>>>>

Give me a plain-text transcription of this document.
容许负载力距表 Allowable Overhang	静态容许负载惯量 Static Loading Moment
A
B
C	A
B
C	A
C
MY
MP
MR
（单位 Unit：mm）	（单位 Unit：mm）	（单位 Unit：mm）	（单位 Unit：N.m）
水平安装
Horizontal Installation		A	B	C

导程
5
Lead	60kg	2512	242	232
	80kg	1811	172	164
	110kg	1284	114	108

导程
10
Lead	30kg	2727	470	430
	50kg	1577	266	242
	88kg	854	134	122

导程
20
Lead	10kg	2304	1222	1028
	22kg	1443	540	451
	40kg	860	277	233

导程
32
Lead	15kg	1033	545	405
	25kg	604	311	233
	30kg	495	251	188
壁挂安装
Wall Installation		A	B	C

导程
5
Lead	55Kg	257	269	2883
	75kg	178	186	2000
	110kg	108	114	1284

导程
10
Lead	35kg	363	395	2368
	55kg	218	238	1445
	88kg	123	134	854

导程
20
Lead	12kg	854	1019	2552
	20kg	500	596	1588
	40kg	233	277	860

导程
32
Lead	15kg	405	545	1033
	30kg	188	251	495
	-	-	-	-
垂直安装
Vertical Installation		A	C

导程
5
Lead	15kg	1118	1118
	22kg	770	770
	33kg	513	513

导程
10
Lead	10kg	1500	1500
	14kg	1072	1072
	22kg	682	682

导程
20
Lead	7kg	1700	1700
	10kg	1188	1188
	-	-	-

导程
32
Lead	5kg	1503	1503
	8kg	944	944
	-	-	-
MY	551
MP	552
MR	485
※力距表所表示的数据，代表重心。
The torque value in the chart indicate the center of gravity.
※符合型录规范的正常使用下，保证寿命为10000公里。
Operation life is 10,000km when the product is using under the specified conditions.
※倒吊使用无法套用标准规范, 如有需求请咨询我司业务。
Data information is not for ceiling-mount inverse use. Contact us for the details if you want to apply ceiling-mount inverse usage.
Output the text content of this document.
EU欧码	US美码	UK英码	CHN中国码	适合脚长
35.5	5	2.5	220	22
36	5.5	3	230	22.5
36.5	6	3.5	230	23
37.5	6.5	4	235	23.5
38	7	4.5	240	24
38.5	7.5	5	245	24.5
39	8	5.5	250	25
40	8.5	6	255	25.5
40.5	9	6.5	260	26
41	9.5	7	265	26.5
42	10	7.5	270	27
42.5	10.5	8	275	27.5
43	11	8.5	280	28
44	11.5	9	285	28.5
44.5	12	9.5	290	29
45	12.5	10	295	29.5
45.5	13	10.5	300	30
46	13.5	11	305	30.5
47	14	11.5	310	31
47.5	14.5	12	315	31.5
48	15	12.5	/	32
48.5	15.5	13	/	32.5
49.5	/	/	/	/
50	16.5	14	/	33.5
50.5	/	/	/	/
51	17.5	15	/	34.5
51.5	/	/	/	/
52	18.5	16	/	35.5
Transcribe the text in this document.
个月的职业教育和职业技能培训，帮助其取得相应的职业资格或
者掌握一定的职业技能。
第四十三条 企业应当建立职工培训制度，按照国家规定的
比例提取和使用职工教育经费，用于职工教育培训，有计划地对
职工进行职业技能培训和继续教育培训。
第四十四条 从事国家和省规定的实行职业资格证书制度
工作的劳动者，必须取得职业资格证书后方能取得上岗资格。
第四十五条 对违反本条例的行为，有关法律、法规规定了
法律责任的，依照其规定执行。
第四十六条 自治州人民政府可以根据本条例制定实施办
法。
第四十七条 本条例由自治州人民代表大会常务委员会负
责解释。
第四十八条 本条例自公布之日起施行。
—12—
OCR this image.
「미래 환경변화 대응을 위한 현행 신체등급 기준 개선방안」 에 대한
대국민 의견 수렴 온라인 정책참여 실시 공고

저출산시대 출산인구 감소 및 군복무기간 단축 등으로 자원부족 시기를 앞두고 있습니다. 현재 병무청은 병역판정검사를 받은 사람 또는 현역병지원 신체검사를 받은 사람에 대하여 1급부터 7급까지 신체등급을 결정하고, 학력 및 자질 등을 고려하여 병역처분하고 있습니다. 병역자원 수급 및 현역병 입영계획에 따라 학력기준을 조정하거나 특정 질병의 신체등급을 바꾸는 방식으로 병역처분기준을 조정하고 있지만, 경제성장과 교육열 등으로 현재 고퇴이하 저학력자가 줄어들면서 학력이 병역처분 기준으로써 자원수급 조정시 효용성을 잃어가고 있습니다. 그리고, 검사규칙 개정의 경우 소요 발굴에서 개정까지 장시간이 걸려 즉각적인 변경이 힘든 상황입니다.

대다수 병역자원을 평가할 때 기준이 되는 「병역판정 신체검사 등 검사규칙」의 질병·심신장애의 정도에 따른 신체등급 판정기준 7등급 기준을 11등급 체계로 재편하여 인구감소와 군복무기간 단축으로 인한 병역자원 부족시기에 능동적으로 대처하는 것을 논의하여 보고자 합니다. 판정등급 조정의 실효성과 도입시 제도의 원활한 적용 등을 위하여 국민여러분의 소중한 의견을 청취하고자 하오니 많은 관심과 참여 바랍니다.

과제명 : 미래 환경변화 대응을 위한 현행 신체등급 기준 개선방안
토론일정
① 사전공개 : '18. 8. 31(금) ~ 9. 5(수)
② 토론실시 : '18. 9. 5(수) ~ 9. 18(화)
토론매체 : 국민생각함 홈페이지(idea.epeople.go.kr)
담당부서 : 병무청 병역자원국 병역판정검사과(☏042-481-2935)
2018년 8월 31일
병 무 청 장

<<<<

Exercise requirements: Return the line that contains "OCR this image." along with every line after it through the end of the entries, exactly, adding nothing.

Reply:
OCR this image.
「미래 환경변화 대응을 위한 현행 신체등급 기준 개선방안」 에 대한
대국민 의견 수렴 온라인 정책참여 실시 공고

저출산시대 출산인구 감소 및 군복무기간 단축 등으로 자원부족 시기를 앞두고 있습니다. 현재 병무청은 병역판정검사를 받은 사람 또는 현역병지원 신체검사를 받은 사람에 대하여 1급부터 7급까지 신체등급을 결정하고, 학력 및 자질 등을 고려하여 병역처분하고 있습니다. 병역자원 수급 및 현역병 입영계획에 따라 학력기준을 조정하거나 특정 질병의 신체등급을 바꾸는 방식으로 병역처분기준을 조정하고 있지만, 경제성장과 교육열 등으로 현재 고퇴이하 저학력자가 줄어들면서 학력이 병역처분 기준으로써 자원수급 조정시 효용성을 잃어가고 있습니다. 그리고, 검사규칙 개정의 경우 소요 발굴에서 개정까지 장시간이 걸려 즉각적인 변경이 힘든 상황입니다.

대다수 병역자원을 평가할 때 기준이 되는 「병역판정 신체검사 등 검사규칙」의 질병·심신장애의 정도에 따른 신체등급 판정기준 7등급 기준을 11등급 체계로 재편하여 인구감소와 군복무기간 단축으로 인한 병역자원 부족시기에 능동적으로 대처하는 것을 논의하여 보고자 합니다. 판정등급 조정의 실효성과 도입시 제도의 원활한 적용 등을 위하여 국민여러분의 소중한 의견을 청취하고자 하오니 많은 관심과 참여 바랍니다.

과제명 : 미래 환경변화 대응을 위한 현행 신체등급 기준 개선방안
토론일정
① 사전공개 : '18. 8. 31(금) ~ 9. 5(수)
② 토론실시 : '18. 9. 5(수) ~ 9. 18(화)
토론매체 : 국민생각함 홈페이지(idea.epeople.go.kr)
담당부서 : 병무청 병역자원국 병역판정검사과(☏042-481-2935)
2018년 8월 31일
병 무 청 장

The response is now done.